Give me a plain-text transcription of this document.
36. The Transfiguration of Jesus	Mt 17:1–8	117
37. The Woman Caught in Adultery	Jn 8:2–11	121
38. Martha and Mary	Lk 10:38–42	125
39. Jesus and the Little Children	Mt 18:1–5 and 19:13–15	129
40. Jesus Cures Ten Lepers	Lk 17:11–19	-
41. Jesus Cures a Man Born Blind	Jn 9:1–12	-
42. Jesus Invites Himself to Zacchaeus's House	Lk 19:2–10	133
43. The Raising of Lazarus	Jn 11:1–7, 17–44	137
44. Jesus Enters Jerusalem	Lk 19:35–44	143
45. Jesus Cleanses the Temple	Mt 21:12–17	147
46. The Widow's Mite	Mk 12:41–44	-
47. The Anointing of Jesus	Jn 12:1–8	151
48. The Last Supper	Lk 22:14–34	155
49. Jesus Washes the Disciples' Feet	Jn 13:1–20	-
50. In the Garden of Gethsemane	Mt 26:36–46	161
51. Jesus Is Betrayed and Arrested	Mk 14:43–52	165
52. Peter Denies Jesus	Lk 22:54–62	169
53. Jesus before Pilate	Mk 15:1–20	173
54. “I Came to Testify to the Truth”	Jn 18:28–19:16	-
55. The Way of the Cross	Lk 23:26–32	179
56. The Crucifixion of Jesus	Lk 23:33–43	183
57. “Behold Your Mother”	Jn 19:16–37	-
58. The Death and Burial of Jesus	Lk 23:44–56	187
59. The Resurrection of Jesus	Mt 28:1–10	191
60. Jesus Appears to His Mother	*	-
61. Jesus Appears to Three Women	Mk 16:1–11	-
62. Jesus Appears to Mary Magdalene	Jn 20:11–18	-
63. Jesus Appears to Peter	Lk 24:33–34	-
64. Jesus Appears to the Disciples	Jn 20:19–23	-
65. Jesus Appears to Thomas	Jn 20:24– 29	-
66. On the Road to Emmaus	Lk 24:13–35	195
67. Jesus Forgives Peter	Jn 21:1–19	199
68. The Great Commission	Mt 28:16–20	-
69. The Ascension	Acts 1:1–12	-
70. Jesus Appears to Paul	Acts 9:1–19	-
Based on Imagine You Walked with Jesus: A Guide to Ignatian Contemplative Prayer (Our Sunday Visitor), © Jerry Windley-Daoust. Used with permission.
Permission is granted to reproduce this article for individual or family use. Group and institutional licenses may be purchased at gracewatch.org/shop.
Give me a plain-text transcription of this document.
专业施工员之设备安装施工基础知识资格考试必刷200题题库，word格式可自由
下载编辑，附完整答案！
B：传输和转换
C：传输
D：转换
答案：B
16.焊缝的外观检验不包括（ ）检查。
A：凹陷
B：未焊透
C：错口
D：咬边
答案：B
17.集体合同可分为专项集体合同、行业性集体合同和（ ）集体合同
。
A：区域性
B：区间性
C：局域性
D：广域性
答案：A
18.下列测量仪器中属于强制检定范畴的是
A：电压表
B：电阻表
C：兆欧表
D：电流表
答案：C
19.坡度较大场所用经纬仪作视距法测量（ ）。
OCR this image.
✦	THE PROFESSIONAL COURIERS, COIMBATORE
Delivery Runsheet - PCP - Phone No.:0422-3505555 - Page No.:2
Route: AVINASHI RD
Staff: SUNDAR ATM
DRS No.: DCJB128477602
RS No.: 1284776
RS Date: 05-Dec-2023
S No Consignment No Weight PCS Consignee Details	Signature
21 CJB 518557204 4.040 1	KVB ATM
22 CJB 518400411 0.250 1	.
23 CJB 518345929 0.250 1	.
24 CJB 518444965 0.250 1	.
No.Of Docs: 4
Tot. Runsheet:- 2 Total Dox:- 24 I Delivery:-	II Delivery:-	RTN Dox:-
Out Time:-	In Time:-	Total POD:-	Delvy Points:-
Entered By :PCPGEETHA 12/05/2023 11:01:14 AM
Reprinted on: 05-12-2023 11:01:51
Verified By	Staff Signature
- - - - - - -
Exercise aim
Transcribe all lines as written.

The completed task
Give me a plain-text transcription of this document.
36. The Transfiguration of Jesus	Mt 17:1–8	117
37. The Woman Caught in Adultery	Jn 8:2–11	121
38. Martha and Mary	Lk 10:38–42	125
39. Jesus and the Little Children	Mt 18:1–5 and 19:13–15	129
40. Jesus Cures Ten Lepers	Lk 17:11–19	-
41. Jesus Cures a Man Born Blind	Jn 9:1–12	-
42. Jesus Invites Himself to Zacchaeus's House	Lk 19:2–10	133
43. The Raising of Lazarus	Jn 11:1–7, 17–44	137
44. Jesus Enters Jerusalem	Lk 19:35–44	143
45. Jesus Cleanses the Temple	Mt 21:12–17	147
46. The Widow's Mite	Mk 12:41–44	-
47. The Anointing of Jesus	Jn 12:1–8	151
48. The Last Supper	Lk 22:14–34	155
49. Jesus Washes the Disciples' Feet	Jn 13:1–20	-
50. In the Garden of Gethsemane	Mt 26:36–46	161
51. Jesus Is Betrayed and Arrested	Mk 14:43–52	165
52. Peter Denies Jesus	Lk 22:54–62	169
53. Jesus before Pilate	Mk 15:1–20	173
54. “I Came to Testify to the Truth”	Jn 18:28–19:16	-
55. The Way of the Cross	Lk 23:26–32	179
56. The Crucifixion of Jesus	Lk 23:33–43	183
57. “Behold Your Mother”	Jn 19:16–37	-
58. The Death and Burial of Jesus	Lk 23:44–56	187
59. The Resurrection of Jesus	Mt 28:1–10	191
60. Jesus Appears to His Mother	*	-
61. Jesus Appears to Three Women	Mk 16:1–11	-
62. Jesus Appears to Mary Magdalene	Jn 20:11–18	-
63. Jesus Appears to Peter	Lk 24:33–34	-
64. Jesus Appears to the Disciples	Jn 20:19–23	-
65. Jesus Appears to Thomas	Jn 20:24– 29	-
66. On the Road to Emmaus	Lk 24:13–35	195
67. Jesus Forgives Peter	Jn 21:1–19	199
68. The Great Commission	Mt 28:16–20	-
69. The Ascension	Acts 1:1–12	-
70. Jesus Appears to Paul	Acts 9:1–19	-
Based on Imagine You Walked with Jesus: A Guide to Ignatian Contemplative Prayer (Our Sunday Visitor), © Jerry Windley-Daoust. Used with permission.
Permission is granted to reproduce this article for individual or family use. Group and institutional licenses may be purchased at gracewatch.org/shop.
Give me a plain-text transcription of this document.
专业施工员之设备安装施工基础知识资格考试必刷200题题库，word格式可自由
下载编辑，附完整答案！
B：传输和转换
C：传输
D：转换
答案：B
16.焊缝的外观检验不包括（ ）检查。
A：凹陷
B：未焊透
C：错口
D：咬边
答案：B
17.集体合同可分为专项集体合同、行业性集体合同和（ ）集体合同
。
A：区域性
B：区间性
C：局域性
D：广域性
答案：A
18.下列测量仪器中属于强制检定范畴的是
A：电压表
B：电阻表
C：兆欧表
D：电流表
答案：C
19.坡度较大场所用经纬仪作视距法测量（ ）。
OCR this image.
✦	THE PROFESSIONAL COURIERS, COIMBATORE
Delivery Runsheet - PCP - Phone No.:0422-3505555 - Page No.:2
Route: AVINASHI RD
Staff: SUNDAR ATM
DRS No.: DCJB128477602
RS No.: 1284776
RS Date: 05-Dec-2023
S No Consignment No Weight PCS Consignee Details	Signature
21 CJB 518557204 4.040 1	KVB ATM
22 CJB 518400411 0.250 1	.
23 CJB 518345929 0.250 1	.
24 CJB 518444965 0.250 1	.
No.Of Docs: 4
Tot. Runsheet:- 2 Total Dox:- 24 I Delivery:-	II Delivery:-	RTN Dox:-
Out Time:-	In Time:-	Total POD:-	Delvy Points:-
Entered By :PCPGEETHA 12/05/2023 11:01:14 AM
Reprinted on: 05-12-2023 11:01:51
Verified By	Staff Signature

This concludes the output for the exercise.